= DO THIS =
Extract the text of each entry below exactly, leaving every image behind.

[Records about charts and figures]

[BEGIN]

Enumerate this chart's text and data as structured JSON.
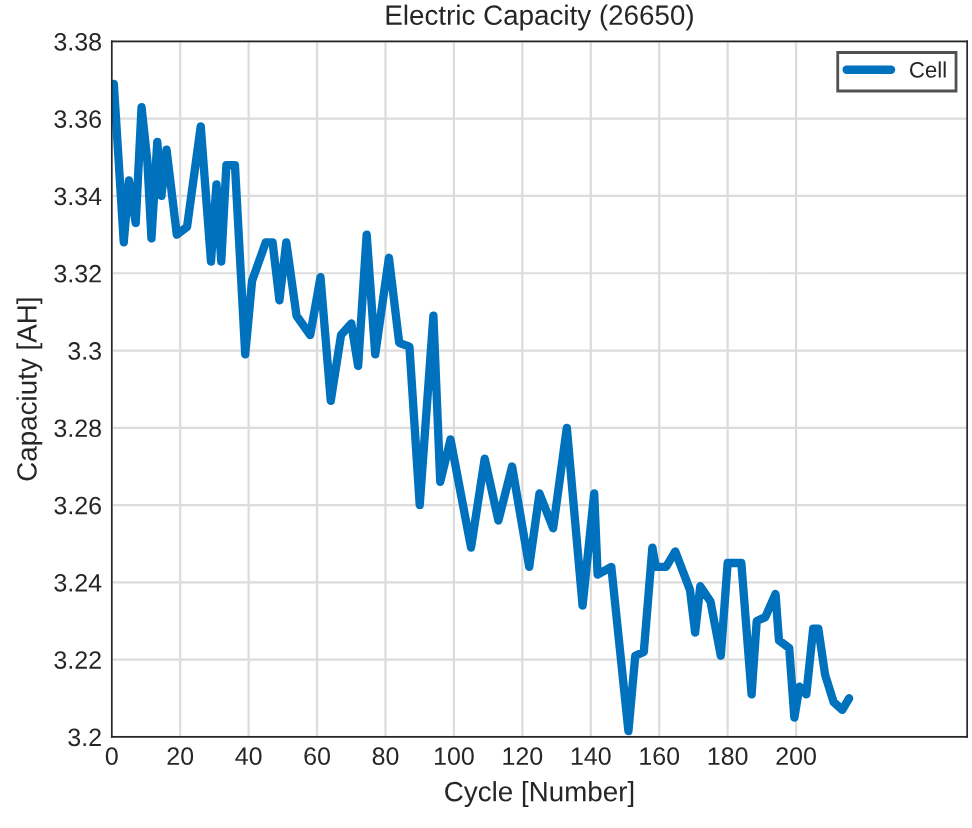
{
  "chart_data": {
    "type": "line",
    "title": "Electric Capacity (26650)",
    "xlabel": "Cycle [Number]",
    "ylabel": "Capaciuty [AH]",
    "series": [
      {
        "name": "Cell",
        "color": "#0072bd",
        "x": [
          0.6,
          3.5,
          5,
          7,
          8.7,
          10.4,
          11.6,
          13.3,
          14.5,
          16,
          19,
          22,
          26,
          29,
          30.6,
          32,
          33.5,
          36,
          39,
          41,
          45,
          47,
          49,
          51,
          54,
          58,
          61,
          64,
          67,
          70,
          72,
          74.5,
          77,
          81,
          84,
          87,
          90,
          94,
          96,
          99,
          105,
          109,
          113,
          117,
          122,
          125,
          129,
          133,
          137.6,
          141,
          142,
          146,
          151,
          153,
          155.5,
          158,
          159,
          162,
          164.7,
          169,
          170.5,
          172,
          175,
          178,
          180,
          184,
          187,
          188.5,
          191,
          194,
          195,
          198,
          199.5,
          201,
          203,
          205,
          206.5,
          208.5,
          211,
          213.5,
          215.5
        ],
        "values": [
          3.369,
          3.328,
          3.344,
          3.333,
          3.363,
          3.349,
          3.329,
          3.354,
          3.34,
          3.352,
          3.33,
          3.332,
          3.358,
          3.323,
          3.343,
          3.323,
          3.348,
          3.348,
          3.299,
          3.318,
          3.328,
          3.328,
          3.313,
          3.328,
          3.309,
          3.304,
          3.319,
          3.287,
          3.304,
          3.307,
          3.296,
          3.33,
          3.299,
          3.324,
          3.302,
          3.301,
          3.26,
          3.309,
          3.266,
          3.277,
          3.249,
          3.272,
          3.256,
          3.27,
          3.244,
          3.263,
          3.254,
          3.28,
          3.234,
          3.263,
          3.242,
          3.244,
          3.2015,
          3.221,
          3.222,
          3.249,
          3.244,
          3.244,
          3.248,
          3.238,
          3.227,
          3.239,
          3.235,
          3.221,
          3.245,
          3.245,
          3.211,
          3.23,
          3.231,
          3.237,
          3.225,
          3.223,
          3.205,
          3.213,
          3.211,
          3.228,
          3.228,
          3.216,
          3.209,
          3.207,
          3.21
        ]
      }
    ],
    "xlim": [
      0,
      250
    ],
    "xticks": [
      0,
      20,
      40,
      60,
      80,
      100,
      120,
      140,
      160,
      180,
      200
    ],
    "ylim": [
      3.2,
      3.38
    ],
    "yticks": [
      3.2,
      3.22,
      3.24,
      3.26,
      3.28,
      3.3,
      3.32,
      3.34,
      3.36,
      3.38
    ],
    "grid": true,
    "legend": "top right",
    "line_style": "solid",
    "marker": "none"
  }
}
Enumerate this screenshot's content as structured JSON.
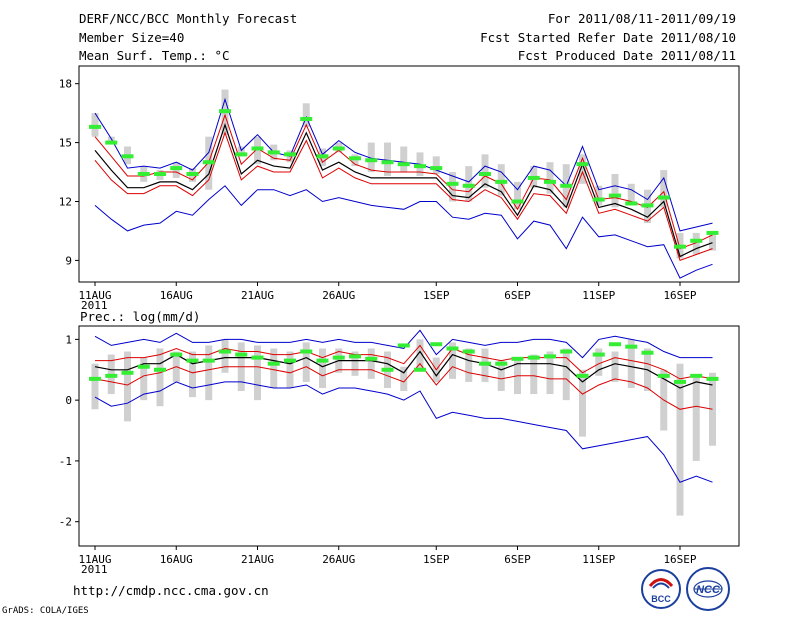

[END]

= FULL ANSWER =
Enumerate this chart's text and data as structured JSON.
{
  "chart_data": {
    "type": "line",
    "title": "Electric Capacity (26650)",
    "xlabel": "Cycle [Number]",
    "ylabel": "Capaciuty [AH]",
    "series": [
      {
        "name": "Cell",
        "color": "#0072bd",
        "x": [
          0.6,
          3.5,
          5,
          7,
          8.7,
          10.4,
          11.6,
          13.3,
          14.5,
          16,
          19,
          22,
          26,
          29,
          30.6,
          32,
          33.5,
          36,
          39,
          41,
          45,
          47,
          49,
          51,
          54,
          58,
          61,
          64,
          67,
          70,
          72,
          74.5,
          77,
          81,
          84,
          87,
          90,
          94,
          96,
          99,
          105,
          109,
          113,
          117,
          122,
          125,
          129,
          133,
          137.6,
          141,
          142,
          146,
          151,
          153,
          155.5,
          158,
          159,
          162,
          164.7,
          169,
          170.5,
          172,
          175,
          178,
          180,
          184,
          187,
          188.5,
          191,
          194,
          195,
          198,
          199.5,
          201,
          203,
          205,
          206.5,
          208.5,
          211,
          213.5,
          215.5
        ],
        "values": [
          3.369,
          3.328,
          3.344,
          3.333,
          3.363,
          3.349,
          3.329,
          3.354,
          3.34,
          3.352,
          3.33,
          3.332,
          3.358,
          3.323,
          3.343,
          3.323,
          3.348,
          3.348,
          3.299,
          3.318,
          3.328,
          3.328,
          3.313,
          3.328,
          3.309,
          3.304,
          3.319,
          3.287,
          3.304,
          3.307,
          3.296,
          3.33,
          3.299,
          3.324,
          3.302,
          3.301,
          3.26,
          3.309,
          3.266,
          3.277,
          3.249,
          3.272,
          3.256,
          3.27,
          3.244,
          3.263,
          3.254,
          3.28,
          3.234,
          3.263,
          3.242,
          3.244,
          3.2015,
          3.221,
          3.222,
          3.249,
          3.244,
          3.244,
          3.248,
          3.238,
          3.227,
          3.239,
          3.235,
          3.221,
          3.245,
          3.245,
          3.211,
          3.23,
          3.231,
          3.237,
          3.225,
          3.223,
          3.205,
          3.213,
          3.211,
          3.228,
          3.228,
          3.216,
          3.209,
          3.207,
          3.21
        ]
      }
    ],
    "xlim": [
      0,
      250
    ],
    "xticks": [
      0,
      20,
      40,
      60,
      80,
      100,
      120,
      140,
      160,
      180,
      200
    ],
    "ylim": [
      3.2,
      3.38
    ],
    "yticks": [
      3.2,
      3.22,
      3.24,
      3.26,
      3.28,
      3.3,
      3.32,
      3.34,
      3.36,
      3.38
    ],
    "grid": true,
    "legend": "top right",
    "line_style": "solid",
    "marker": "none"
  }
}
Enumerate this screenshot's content as structured JSON.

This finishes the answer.